Task objective: Copy out every line in the entries below that includes "بزيعة".

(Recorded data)

--------------------------------------------------

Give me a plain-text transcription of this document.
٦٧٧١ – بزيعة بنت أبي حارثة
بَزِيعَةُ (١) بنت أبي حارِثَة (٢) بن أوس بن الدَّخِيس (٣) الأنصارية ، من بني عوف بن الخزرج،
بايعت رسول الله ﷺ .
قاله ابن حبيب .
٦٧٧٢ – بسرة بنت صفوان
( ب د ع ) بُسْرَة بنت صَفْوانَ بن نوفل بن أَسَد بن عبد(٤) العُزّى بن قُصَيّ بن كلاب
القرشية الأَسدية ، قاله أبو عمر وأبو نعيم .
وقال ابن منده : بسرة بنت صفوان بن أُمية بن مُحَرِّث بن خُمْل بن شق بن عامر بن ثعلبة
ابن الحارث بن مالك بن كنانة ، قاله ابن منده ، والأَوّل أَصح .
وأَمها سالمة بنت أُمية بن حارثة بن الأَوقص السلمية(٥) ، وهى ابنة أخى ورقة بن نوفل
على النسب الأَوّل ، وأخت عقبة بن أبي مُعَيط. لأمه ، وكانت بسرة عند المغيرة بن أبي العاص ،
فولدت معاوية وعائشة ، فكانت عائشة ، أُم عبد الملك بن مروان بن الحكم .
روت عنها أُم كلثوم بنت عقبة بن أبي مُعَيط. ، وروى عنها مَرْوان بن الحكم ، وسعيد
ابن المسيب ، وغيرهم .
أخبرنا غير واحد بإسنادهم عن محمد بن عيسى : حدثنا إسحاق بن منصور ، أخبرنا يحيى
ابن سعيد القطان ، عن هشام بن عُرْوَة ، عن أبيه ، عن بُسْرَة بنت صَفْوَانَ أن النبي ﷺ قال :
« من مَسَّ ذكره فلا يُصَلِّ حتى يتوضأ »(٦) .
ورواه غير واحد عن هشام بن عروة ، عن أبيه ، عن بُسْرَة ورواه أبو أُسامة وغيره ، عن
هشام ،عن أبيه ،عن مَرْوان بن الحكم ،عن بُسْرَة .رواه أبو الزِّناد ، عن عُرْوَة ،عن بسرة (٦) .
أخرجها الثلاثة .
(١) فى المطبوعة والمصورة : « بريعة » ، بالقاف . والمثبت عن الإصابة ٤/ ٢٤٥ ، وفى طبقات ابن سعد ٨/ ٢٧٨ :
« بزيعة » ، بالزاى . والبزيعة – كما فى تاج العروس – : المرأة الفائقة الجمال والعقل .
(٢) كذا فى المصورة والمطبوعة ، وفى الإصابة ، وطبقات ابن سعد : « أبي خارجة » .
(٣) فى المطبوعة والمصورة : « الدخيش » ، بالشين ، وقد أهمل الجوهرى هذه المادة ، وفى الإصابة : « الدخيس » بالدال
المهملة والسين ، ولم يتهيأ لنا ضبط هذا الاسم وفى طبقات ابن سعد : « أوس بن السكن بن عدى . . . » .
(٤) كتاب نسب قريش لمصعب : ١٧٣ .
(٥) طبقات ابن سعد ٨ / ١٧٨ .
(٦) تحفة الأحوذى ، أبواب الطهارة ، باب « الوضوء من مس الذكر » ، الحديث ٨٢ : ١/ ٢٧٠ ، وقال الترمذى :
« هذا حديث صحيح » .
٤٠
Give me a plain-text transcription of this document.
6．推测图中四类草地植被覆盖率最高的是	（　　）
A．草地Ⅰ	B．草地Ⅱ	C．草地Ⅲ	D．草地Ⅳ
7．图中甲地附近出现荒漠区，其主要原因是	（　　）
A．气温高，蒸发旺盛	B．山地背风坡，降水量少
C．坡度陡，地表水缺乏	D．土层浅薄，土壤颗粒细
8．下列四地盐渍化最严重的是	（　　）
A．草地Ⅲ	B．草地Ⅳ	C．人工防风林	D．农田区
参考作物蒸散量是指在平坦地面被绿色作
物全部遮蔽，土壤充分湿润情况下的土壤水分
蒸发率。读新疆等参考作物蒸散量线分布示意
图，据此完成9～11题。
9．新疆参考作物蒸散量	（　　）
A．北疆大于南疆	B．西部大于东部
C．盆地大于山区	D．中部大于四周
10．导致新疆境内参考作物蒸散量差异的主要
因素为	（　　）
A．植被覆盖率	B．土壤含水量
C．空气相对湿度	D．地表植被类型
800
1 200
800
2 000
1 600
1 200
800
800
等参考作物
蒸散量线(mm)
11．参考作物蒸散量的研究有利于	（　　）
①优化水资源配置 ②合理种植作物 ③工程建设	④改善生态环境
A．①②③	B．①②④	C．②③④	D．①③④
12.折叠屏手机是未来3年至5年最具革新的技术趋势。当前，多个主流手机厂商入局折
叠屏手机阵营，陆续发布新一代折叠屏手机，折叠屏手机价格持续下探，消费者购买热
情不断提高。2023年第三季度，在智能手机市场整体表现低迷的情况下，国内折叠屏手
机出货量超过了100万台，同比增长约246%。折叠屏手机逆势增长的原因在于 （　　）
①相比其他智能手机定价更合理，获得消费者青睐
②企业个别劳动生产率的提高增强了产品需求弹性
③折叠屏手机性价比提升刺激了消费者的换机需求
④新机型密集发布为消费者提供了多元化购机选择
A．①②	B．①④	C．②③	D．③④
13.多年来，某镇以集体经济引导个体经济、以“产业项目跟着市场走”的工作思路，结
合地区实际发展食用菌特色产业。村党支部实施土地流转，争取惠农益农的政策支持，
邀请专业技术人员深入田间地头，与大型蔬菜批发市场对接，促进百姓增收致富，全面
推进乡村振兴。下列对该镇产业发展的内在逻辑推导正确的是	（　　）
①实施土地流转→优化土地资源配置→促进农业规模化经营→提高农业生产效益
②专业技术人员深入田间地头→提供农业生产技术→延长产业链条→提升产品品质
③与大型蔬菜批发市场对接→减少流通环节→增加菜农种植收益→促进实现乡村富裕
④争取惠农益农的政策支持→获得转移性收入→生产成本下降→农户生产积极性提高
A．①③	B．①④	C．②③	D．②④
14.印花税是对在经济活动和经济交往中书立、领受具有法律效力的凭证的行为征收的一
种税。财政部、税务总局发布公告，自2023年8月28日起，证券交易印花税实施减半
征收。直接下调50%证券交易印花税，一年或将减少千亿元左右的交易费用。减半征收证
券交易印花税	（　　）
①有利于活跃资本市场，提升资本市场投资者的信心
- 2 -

--------------------------------------------------

Reply:
٦٧٧١ – بزيعة بنت أبي حارثة
« بزيعة » ، بالزاى . والبزيعة – كما فى تاج العروس – : المرأة الفائقة الجمال والعقل .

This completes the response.